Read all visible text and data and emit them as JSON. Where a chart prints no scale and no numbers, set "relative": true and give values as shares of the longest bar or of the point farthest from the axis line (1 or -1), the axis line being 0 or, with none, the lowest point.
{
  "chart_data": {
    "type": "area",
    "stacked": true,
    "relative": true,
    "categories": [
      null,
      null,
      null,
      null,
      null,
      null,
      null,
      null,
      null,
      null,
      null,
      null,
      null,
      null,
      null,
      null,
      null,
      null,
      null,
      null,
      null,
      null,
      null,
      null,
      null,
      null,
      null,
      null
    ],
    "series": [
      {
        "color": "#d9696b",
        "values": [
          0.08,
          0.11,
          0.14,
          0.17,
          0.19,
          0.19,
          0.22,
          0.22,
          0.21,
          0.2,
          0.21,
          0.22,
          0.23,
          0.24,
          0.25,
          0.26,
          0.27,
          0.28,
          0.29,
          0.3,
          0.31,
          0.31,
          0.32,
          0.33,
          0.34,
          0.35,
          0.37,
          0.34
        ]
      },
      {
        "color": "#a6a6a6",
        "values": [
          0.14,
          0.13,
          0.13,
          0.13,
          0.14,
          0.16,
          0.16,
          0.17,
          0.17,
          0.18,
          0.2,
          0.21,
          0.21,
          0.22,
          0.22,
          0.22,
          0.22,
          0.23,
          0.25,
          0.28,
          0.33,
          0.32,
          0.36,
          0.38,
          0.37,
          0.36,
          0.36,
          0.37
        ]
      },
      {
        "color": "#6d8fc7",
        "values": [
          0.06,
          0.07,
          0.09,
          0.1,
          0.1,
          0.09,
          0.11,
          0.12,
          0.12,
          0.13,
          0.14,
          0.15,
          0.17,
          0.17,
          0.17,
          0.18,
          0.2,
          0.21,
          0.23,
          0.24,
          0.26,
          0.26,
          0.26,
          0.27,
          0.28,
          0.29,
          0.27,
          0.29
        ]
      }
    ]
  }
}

◆ GOAL
Write out all the records above again, exactly as they stand.

◆ FULL ANSWER
Read all visible text and data and emit them as JSON. Where a chart prints no scale and no numbers, set "relative": true and give values as shares of the longest bar or of the point farthest from the axis line (1 or -1), the axis line being 0 or, with none, the lowest point.
{
  "chart_data": {
    "type": "area",
    "stacked": true,
    "relative": true,
    "categories": [
      null,
      null,
      null,
      null,
      null,
      null,
      null,
      null,
      null,
      null,
      null,
      null,
      null,
      null,
      null,
      null,
      null,
      null,
      null,
      null,
      null,
      null,
      null,
      null,
      null,
      null,
      null,
      null
    ],
    "series": [
      {
        "color": "#d9696b",
        "values": [
          0.08,
          0.11,
          0.14,
          0.17,
          0.19,
          0.19,
          0.22,
          0.22,
          0.21,
          0.2,
          0.21,
          0.22,
          0.23,
          0.24,
          0.25,
          0.26,
          0.27,
          0.28,
          0.29,
          0.3,
          0.31,
          0.31,
          0.32,
          0.33,
          0.34,
          0.35,
          0.37,
          0.34
        ]
      },
      {
        "color": "#a6a6a6",
        "values": [
          0.14,
          0.13,
          0.13,
          0.13,
          0.14,
          0.16,
          0.16,
          0.17,
          0.17,
          0.18,
          0.2,
          0.21,
          0.21,
          0.22,
          0.22,
          0.22,
          0.22,
          0.23,
          0.25,
          0.28,
          0.33,
          0.32,
          0.36,
          0.38,
          0.37,
          0.36,
          0.36,
          0.37
        ]
      },
      {
        "color": "#6d8fc7",
        "values": [
          0.06,
          0.07,
          0.09,
          0.1,
          0.1,
          0.09,
          0.11,
          0.12,
          0.12,
          0.13,
          0.14,
          0.15,
          0.17,
          0.17,
          0.17,
          0.18,
          0.2,
          0.21,
          0.23,
          0.24,
          0.26,
          0.26,
          0.26,
          0.27,
          0.28,
          0.29,
          0.27,
          0.29
        ]
      }
    ]
  }
}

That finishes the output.